*STATED TASK*: Copy every line of the following data that includes the string "name".

*PROVIDED MATERIAL*:

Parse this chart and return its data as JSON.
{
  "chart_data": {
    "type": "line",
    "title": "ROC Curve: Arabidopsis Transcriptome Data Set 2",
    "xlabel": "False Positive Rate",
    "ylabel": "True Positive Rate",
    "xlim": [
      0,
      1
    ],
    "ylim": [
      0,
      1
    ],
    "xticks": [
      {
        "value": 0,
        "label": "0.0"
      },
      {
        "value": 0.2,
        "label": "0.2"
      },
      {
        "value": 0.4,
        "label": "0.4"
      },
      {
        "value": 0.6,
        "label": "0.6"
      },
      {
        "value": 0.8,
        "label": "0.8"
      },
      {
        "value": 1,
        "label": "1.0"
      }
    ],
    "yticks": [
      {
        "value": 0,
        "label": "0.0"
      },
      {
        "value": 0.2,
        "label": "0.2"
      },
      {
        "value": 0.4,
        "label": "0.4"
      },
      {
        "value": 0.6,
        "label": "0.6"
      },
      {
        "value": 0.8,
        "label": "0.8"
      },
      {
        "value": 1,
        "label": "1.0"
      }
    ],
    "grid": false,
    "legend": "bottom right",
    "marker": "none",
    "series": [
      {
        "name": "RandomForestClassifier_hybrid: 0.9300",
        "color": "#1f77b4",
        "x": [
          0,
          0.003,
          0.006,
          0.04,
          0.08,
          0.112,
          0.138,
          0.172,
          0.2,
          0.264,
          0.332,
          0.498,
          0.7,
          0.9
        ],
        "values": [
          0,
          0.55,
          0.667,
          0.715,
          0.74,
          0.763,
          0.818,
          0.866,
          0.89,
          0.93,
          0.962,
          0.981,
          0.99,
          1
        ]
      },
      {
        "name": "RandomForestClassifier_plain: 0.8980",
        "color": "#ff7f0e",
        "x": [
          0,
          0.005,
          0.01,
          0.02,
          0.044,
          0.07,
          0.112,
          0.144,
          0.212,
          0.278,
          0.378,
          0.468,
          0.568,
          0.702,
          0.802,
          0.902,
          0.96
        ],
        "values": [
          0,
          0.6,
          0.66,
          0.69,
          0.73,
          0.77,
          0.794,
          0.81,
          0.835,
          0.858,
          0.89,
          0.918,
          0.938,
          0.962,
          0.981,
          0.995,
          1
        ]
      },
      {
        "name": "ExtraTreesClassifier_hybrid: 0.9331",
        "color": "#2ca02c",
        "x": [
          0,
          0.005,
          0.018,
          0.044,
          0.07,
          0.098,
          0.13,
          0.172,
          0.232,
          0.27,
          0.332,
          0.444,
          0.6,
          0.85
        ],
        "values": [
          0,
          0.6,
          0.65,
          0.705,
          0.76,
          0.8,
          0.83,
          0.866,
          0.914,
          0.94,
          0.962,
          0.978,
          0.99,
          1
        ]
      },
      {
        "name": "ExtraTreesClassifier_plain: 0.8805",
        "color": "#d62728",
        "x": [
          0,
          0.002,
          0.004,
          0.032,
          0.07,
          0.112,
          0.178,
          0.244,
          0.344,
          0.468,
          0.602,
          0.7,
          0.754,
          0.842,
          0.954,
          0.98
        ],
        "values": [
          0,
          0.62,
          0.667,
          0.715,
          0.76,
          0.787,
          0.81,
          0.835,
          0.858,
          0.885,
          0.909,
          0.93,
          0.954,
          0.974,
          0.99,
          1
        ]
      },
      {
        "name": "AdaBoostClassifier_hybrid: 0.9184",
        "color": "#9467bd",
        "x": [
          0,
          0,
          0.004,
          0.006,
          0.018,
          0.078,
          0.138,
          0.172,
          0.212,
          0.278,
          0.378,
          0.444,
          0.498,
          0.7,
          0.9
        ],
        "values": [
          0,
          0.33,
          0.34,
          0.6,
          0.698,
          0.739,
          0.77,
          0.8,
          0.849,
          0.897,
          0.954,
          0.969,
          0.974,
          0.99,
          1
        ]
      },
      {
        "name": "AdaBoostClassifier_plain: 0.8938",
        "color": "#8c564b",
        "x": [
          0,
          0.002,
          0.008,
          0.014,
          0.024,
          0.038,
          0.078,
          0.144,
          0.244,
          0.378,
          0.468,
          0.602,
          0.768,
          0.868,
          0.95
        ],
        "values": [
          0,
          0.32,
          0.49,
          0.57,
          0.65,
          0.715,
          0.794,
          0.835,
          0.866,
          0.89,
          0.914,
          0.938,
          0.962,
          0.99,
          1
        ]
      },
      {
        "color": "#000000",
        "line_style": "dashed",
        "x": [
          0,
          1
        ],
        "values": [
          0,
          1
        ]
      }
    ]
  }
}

*RESPONSE TO THE EXERCISE*:
        "name": "RandomForestClassifier_hybrid: 0.9300",
        "name": "RandomForestClassifier_plain: 0.8980",
        "name": "ExtraTreesClassifier_hybrid: 0.9331",
        "name": "ExtraTreesClassifier_plain: 0.8805",
        "name": "AdaBoostClassifier_hybrid: 0.9184",
        "name": "AdaBoostClassifier_plain: 0.8938",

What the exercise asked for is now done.